EXERCISE AIM - Gather all lines with the word "link" in them.

** BEGIN PROVIDED DATA **

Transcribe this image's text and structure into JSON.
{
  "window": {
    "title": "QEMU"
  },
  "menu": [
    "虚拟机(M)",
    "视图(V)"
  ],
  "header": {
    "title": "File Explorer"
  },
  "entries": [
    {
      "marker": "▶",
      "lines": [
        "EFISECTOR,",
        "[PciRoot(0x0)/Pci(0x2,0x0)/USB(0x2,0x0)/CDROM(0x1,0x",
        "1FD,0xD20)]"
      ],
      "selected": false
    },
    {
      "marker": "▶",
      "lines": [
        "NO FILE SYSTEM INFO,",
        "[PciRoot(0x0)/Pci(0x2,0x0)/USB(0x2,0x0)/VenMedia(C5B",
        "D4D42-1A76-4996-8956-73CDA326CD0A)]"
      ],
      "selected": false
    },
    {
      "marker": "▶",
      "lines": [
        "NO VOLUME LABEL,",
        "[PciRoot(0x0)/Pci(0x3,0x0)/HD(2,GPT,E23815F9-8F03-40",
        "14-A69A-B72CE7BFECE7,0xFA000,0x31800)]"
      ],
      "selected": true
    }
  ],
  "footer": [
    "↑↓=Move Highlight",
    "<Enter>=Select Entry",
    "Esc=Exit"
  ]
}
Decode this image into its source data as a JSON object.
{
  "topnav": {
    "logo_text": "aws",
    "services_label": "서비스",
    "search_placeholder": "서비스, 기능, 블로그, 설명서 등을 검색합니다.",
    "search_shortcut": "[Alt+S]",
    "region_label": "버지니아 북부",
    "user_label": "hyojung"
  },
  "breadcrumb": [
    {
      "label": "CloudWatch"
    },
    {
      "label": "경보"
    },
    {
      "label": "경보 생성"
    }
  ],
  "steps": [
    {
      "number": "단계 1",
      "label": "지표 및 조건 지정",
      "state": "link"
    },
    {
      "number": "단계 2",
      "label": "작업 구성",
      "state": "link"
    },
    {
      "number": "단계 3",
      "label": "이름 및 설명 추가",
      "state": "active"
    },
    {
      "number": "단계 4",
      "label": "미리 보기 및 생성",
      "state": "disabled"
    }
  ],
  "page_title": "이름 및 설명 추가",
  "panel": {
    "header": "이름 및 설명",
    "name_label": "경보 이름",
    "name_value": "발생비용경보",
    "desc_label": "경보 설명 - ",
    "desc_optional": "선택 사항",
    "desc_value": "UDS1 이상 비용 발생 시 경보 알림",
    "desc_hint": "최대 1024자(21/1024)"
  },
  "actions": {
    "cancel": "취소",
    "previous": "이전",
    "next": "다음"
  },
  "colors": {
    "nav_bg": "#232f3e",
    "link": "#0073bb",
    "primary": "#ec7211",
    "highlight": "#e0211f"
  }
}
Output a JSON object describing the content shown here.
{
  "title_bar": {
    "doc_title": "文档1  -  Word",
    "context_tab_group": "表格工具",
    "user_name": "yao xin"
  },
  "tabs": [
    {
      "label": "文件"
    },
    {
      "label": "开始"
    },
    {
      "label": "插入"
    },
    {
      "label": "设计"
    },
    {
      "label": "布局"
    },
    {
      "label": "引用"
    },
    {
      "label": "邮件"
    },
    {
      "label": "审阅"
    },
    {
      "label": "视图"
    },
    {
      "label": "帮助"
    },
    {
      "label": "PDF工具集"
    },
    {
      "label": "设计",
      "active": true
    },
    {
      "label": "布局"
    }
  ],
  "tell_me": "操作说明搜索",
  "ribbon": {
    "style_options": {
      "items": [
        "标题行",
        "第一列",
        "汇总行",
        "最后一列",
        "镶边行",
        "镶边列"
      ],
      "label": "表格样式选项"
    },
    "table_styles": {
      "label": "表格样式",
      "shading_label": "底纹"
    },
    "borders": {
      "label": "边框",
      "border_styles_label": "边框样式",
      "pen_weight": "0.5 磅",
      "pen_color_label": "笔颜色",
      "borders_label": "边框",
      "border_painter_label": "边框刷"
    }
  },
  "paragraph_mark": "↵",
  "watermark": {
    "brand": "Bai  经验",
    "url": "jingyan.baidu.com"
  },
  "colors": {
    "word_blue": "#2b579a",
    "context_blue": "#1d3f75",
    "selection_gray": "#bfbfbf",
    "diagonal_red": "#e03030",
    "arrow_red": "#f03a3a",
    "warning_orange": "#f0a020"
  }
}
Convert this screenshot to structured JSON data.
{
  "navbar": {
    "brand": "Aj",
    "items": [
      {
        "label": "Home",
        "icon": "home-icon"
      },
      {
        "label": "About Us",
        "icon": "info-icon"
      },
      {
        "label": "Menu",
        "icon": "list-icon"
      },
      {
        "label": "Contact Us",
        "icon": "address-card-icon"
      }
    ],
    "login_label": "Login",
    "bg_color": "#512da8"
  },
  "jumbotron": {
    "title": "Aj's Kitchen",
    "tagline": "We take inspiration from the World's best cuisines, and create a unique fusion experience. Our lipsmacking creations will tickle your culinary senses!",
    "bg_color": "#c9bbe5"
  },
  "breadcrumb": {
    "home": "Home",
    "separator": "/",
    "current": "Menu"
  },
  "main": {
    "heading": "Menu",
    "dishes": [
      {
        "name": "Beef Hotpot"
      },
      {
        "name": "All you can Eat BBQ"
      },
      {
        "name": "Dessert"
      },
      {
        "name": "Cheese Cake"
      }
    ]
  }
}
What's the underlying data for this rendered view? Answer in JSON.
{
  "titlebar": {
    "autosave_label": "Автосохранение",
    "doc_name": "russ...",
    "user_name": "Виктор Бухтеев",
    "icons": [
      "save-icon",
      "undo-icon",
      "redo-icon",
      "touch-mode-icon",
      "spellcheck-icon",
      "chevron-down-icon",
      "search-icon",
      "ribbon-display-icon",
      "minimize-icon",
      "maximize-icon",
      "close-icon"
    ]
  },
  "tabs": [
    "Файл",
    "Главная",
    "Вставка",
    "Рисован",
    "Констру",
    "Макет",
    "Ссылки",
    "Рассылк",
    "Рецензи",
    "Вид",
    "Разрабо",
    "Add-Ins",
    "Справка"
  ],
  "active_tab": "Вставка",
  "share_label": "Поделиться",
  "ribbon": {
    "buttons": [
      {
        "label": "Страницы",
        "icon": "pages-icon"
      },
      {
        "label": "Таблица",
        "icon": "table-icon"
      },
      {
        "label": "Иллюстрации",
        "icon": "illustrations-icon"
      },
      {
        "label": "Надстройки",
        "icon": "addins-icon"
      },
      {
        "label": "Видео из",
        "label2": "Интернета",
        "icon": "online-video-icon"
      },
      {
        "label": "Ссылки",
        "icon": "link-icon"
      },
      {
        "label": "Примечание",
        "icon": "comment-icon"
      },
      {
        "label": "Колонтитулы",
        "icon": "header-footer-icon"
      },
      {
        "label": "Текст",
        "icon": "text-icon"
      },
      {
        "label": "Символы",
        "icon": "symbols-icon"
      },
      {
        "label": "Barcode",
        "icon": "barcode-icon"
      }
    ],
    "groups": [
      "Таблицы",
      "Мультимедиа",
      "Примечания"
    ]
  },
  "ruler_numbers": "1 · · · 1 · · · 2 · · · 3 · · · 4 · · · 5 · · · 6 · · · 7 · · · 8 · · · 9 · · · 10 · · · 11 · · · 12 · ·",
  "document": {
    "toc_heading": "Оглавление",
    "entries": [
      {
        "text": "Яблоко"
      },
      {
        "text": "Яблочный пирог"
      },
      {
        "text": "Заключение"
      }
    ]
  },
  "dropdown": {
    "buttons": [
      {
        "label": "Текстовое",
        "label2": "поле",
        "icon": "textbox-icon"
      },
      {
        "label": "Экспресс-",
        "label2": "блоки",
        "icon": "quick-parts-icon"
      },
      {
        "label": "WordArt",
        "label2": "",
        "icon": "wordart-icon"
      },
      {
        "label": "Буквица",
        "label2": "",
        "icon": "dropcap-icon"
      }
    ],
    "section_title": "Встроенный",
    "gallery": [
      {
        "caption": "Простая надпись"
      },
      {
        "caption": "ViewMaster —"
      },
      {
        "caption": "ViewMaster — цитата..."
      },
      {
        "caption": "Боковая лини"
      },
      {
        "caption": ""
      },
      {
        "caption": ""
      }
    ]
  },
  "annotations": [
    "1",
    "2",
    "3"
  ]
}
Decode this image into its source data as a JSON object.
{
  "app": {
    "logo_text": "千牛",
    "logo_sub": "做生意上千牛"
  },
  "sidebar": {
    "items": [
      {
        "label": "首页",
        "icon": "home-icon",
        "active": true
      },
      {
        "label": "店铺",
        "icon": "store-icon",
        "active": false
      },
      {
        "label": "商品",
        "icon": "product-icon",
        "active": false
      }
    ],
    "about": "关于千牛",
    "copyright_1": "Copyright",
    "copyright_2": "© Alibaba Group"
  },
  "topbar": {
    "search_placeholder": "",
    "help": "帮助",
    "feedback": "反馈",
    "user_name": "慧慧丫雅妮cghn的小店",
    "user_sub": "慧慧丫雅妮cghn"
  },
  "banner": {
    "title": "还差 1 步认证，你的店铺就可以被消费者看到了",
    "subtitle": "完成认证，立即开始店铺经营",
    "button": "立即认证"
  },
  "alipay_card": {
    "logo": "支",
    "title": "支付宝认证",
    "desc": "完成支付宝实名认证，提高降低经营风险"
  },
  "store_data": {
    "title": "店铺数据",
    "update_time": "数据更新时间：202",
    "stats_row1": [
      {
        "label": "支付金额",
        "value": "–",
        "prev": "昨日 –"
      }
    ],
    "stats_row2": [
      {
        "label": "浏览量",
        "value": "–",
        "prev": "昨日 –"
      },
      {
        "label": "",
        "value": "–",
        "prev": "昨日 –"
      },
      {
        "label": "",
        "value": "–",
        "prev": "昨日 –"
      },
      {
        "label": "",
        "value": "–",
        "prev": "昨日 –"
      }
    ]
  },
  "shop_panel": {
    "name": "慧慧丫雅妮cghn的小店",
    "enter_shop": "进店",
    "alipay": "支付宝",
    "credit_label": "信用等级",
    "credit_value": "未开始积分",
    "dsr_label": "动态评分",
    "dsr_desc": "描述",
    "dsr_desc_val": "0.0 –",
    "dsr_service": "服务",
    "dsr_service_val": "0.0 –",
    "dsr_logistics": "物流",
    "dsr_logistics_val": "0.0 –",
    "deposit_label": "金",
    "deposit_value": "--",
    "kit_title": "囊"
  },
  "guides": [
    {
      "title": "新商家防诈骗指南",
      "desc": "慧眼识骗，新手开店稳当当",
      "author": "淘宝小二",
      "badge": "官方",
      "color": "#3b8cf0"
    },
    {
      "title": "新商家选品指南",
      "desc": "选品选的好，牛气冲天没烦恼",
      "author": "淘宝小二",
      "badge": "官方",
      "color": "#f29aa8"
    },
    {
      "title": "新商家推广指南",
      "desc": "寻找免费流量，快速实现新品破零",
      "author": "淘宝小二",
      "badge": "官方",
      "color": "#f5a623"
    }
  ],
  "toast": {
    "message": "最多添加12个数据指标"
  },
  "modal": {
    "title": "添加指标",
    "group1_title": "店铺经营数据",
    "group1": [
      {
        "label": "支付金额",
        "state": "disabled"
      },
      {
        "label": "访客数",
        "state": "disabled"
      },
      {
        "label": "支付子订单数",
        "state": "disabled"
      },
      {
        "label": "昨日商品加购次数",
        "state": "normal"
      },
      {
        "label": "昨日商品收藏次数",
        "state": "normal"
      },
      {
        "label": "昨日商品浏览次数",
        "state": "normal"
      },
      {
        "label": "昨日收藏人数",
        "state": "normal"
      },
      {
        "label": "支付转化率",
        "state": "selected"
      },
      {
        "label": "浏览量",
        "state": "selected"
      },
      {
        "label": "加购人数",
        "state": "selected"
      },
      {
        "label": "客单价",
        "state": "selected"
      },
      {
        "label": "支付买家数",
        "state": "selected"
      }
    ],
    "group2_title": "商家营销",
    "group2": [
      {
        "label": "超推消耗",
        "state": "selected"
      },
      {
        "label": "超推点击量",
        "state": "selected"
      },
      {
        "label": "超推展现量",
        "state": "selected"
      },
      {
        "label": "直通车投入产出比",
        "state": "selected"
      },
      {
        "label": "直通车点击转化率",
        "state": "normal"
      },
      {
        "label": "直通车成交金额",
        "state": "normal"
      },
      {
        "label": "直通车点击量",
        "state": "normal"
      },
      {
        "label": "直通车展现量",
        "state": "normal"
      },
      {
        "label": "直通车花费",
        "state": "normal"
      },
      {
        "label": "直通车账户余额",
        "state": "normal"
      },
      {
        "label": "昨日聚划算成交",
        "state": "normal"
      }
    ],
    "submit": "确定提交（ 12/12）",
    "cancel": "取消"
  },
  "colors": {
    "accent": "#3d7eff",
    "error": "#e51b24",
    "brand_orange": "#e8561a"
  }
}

** END PROVIDED DATA **

WRITTEN ANSWER -
      "state": "link"
      "state": "link"
    "link": "#0073bb",
        "icon": "link-icon"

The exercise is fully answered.